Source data
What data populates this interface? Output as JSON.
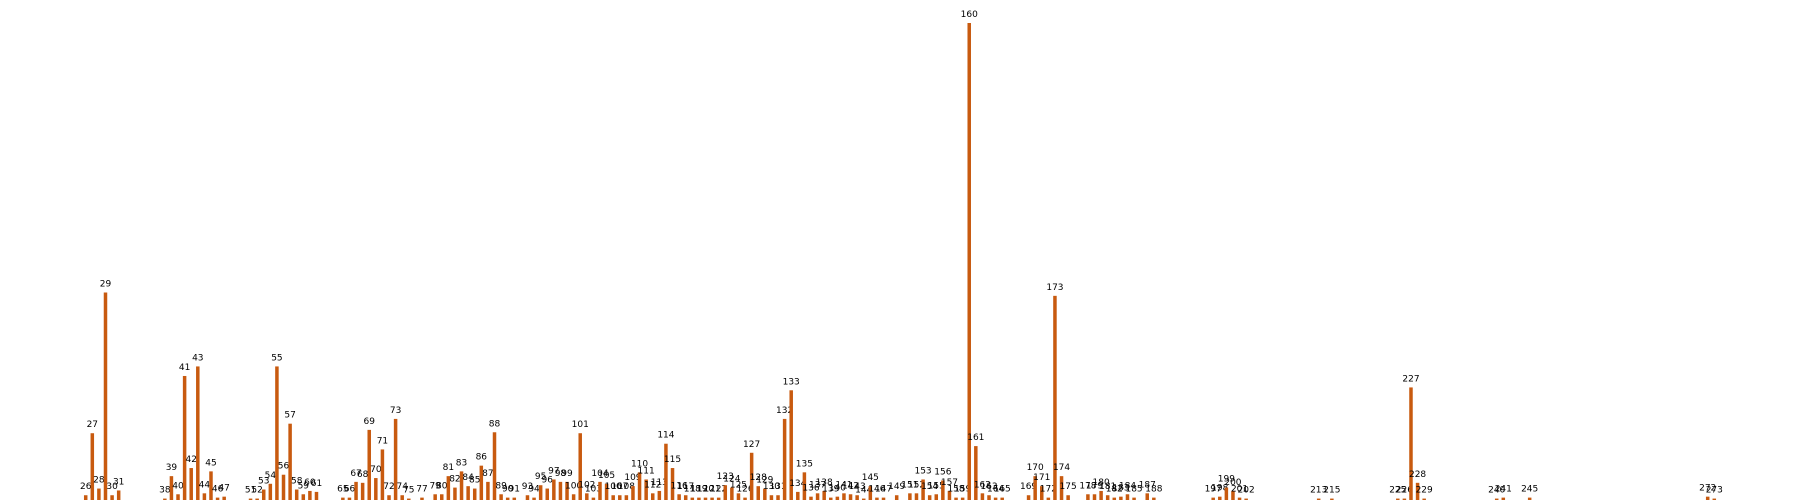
{
  "chart_data": {
    "type": "bar",
    "color": "#c85a0f",
    "xlim": [
      13,
      286
    ],
    "ylim": [
      0,
      100
    ],
    "x": [
      26,
      27,
      28,
      29,
      30,
      31,
      38,
      39,
      40,
      41,
      42,
      43,
      44,
      45,
      46,
      47,
      51,
      52,
      53,
      54,
      55,
      56,
      57,
      58,
      59,
      60,
      61,
      65,
      66,
      67,
      68,
      69,
      70,
      71,
      72,
      73,
      74,
      75,
      77,
      79,
      80,
      81,
      82,
      83,
      84,
      85,
      86,
      87,
      88,
      89,
      90,
      91,
      93,
      94,
      95,
      96,
      97,
      98,
      99,
      100,
      101,
      102,
      103,
      104,
      105,
      106,
      107,
      108,
      109,
      110,
      111,
      112,
      113,
      114,
      115,
      116,
      117,
      118,
      119,
      120,
      121,
      122,
      123,
      124,
      125,
      126,
      127,
      128,
      129,
      130,
      131,
      132,
      133,
      134,
      135,
      136,
      137,
      138,
      139,
      140,
      141,
      142,
      143,
      144,
      145,
      146,
      147,
      149,
      151,
      152,
      153,
      154,
      155,
      156,
      157,
      158,
      159,
      160,
      161,
      162,
      163,
      164,
      165,
      169,
      170,
      171,
      172,
      173,
      174,
      175,
      178,
      179,
      180,
      181,
      182,
      183,
      184,
      185,
      187,
      188,
      197,
      198,
      199,
      200,
      201,
      202,
      213,
      215,
      225,
      226,
      227,
      228,
      229,
      240,
      241,
      245,
      272,
      273
    ],
    "values": [
      1,
      14,
      2.4,
      43.5,
      1,
      2,
      0.3,
      5,
      1.2,
      26,
      6.7,
      28,
      1.4,
      6,
      0.5,
      0.7,
      0.3,
      0.3,
      2.2,
      3.4,
      28,
      5.3,
      16,
      2.2,
      1.2,
      1.9,
      1.7,
      0.5,
      0.5,
      3.8,
      3.6,
      14.7,
      4.6,
      10.6,
      1,
      17,
      1,
      0.3,
      0.5,
      1.2,
      1.2,
      5,
      2.6,
      6,
      2.9,
      2.4,
      7.2,
      3.8,
      14.2,
      1.2,
      0.5,
      0.5,
      1,
      0.5,
      3.1,
      2.4,
      4.3,
      3.8,
      3.8,
      1.2,
      14,
      1.4,
      0.5,
      3.8,
      3.4,
      1,
      1,
      1,
      2.9,
      5.8,
      4.3,
      1.4,
      1.9,
      11.8,
      6.7,
      1.2,
      1,
      0.5,
      0.5,
      0.5,
      0.5,
      0.5,
      3.1,
      2.6,
      1.4,
      0.5,
      9.9,
      2.9,
      2.4,
      1,
      1,
      17,
      23,
      1.7,
      5.8,
      0.7,
      1.4,
      1.9,
      0.5,
      0.7,
      1.4,
      1.2,
      1,
      0.3,
      2.9,
      0.5,
      0.5,
      1,
      1.4,
      1.4,
      4.3,
      1,
      1.2,
      4.1,
      1.9,
      0.5,
      0.5,
      100,
      11.3,
      1.4,
      1,
      0.5,
      0.5,
      1,
      5,
      2.9,
      0.5,
      42.8,
      5,
      1,
      1.2,
      1.2,
      1.9,
      1,
      0.5,
      0.7,
      1.2,
      0.5,
      1.4,
      0.5,
      0.5,
      0.7,
      2.6,
      1.9,
      0.5,
      0.3,
      0.3,
      0.3,
      0.3,
      0.3,
      23.6,
      3.6,
      0.3,
      0.3,
      0.5,
      0.5,
      0.7,
      0.3
    ]
  }
}
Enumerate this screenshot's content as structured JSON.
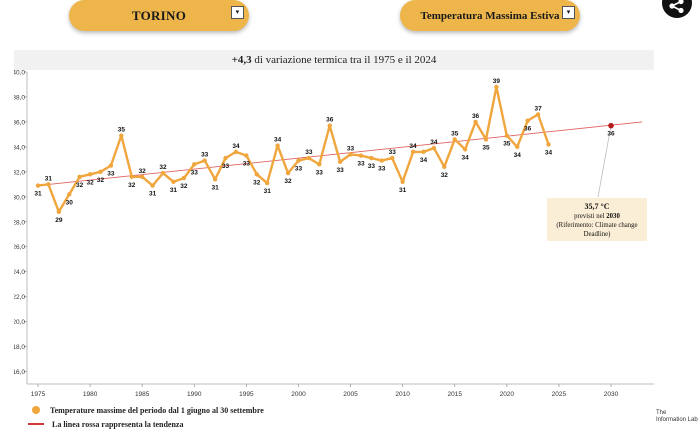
{
  "controls": {
    "city": "TORINO",
    "metric": "Temperatura Massima Estiva",
    "arrow": "▾"
  },
  "header": {
    "title_prefix": "+4,3",
    "title_rest": " di variazione termica tra il 1975 e il 2024"
  },
  "icons": {
    "share": "share-icon"
  },
  "brand": {
    "small": "The",
    "name": "Information Lab"
  },
  "legend": {
    "dot_label": "Temperature massime del periodo dal 1 giugno al 30 settembre",
    "line_label": "La linea rossa rappresenta la tendenza"
  },
  "annotation": {
    "value": "35,7 °C",
    "line1_prefix": "previsti nel ",
    "line1_year": "2030",
    "line2": "(Riferimento: Climate change",
    "line3": "Deadline)"
  },
  "colors": {
    "series": "#f0a63c",
    "trend": "#e06262",
    "forecast": "#b71c1c",
    "dropdown": "#edb54a",
    "annotation_bg": "#fbeed6"
  },
  "chart_data": {
    "type": "line",
    "title": "+4,3 di variazione termica tra il 1975 e il 2024",
    "xlabel": "",
    "ylabel": "",
    "xlim": [
      1975,
      2033
    ],
    "ylim": [
      15,
      40
    ],
    "x_ticks": [
      1975,
      1980,
      1985,
      1990,
      1995,
      2000,
      2005,
      2010,
      2015,
      2020,
      2025,
      2030
    ],
    "y_ticks": [
      16.0,
      18.0,
      20.0,
      22.0,
      24.0,
      26.0,
      28.0,
      30.0,
      32.0,
      34.0,
      36.0,
      38.0,
      40.0
    ],
    "grid": false,
    "series": [
      {
        "name": "Temperature massime del periodo dal 1 giugno al 30 settembre",
        "x": [
          1975,
          1976,
          1977,
          1978,
          1979,
          1980,
          1981,
          1982,
          1983,
          1984,
          1985,
          1986,
          1987,
          1988,
          1989,
          1990,
          1991,
          1992,
          1993,
          1994,
          1995,
          1996,
          1997,
          1998,
          1999,
          2000,
          2001,
          2002,
          2003,
          2004,
          2005,
          2006,
          2007,
          2008,
          2009,
          2010,
          2011,
          2012,
          2013,
          2014,
          2015,
          2016,
          2017,
          2018,
          2019,
          2020,
          2021,
          2022,
          2023,
          2024
        ],
        "y": [
          30.9,
          31.0,
          28.8,
          30.2,
          31.6,
          31.8,
          32.0,
          32.5,
          34.9,
          31.6,
          31.6,
          30.9,
          31.9,
          31.2,
          31.5,
          32.6,
          32.9,
          31.4,
          33.1,
          33.6,
          33.3,
          31.8,
          31.1,
          34.1,
          31.9,
          32.9,
          33.1,
          32.6,
          35.7,
          32.8,
          33.4,
          33.3,
          33.1,
          32.9,
          33.1,
          31.2,
          33.6,
          33.6,
          33.9,
          32.4,
          34.6,
          33.8,
          36.0,
          34.6,
          38.8,
          34.9,
          34.0,
          36.1,
          36.6,
          34.2
        ],
        "data_labels": [
          "31",
          "31",
          "29",
          "30",
          "32",
          "32",
          "32",
          "33",
          "35",
          "32",
          "32",
          "31",
          "32",
          "31",
          "32",
          "33",
          "33",
          "31",
          "33",
          "34",
          "33",
          "32",
          "31",
          "34",
          "32",
          "33",
          "33",
          "33",
          "36",
          "33",
          "33",
          "33",
          "33",
          "33",
          "33",
          "31",
          "34",
          "34",
          "34",
          "32",
          "35",
          "34",
          "36",
          "35",
          "39",
          "35",
          "34",
          "36",
          "37",
          "34"
        ]
      }
    ],
    "trend": {
      "label": "La linea rossa rappresenta la tendenza",
      "x": [
        1975,
        2033
      ],
      "y": [
        30.9,
        36.0
      ]
    },
    "forecast": {
      "x": 2030,
      "y": 35.7,
      "label": "36"
    }
  }
}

▸ WHAT YOU WILL DO
Note every line above where the string "tendenza" shows up, and copy those lines.

▸ EXERCISE RESULT
    "line_label": "La linea rossa rappresenta la tendenza"
      "label": "La linea rossa rappresenta la tendenza",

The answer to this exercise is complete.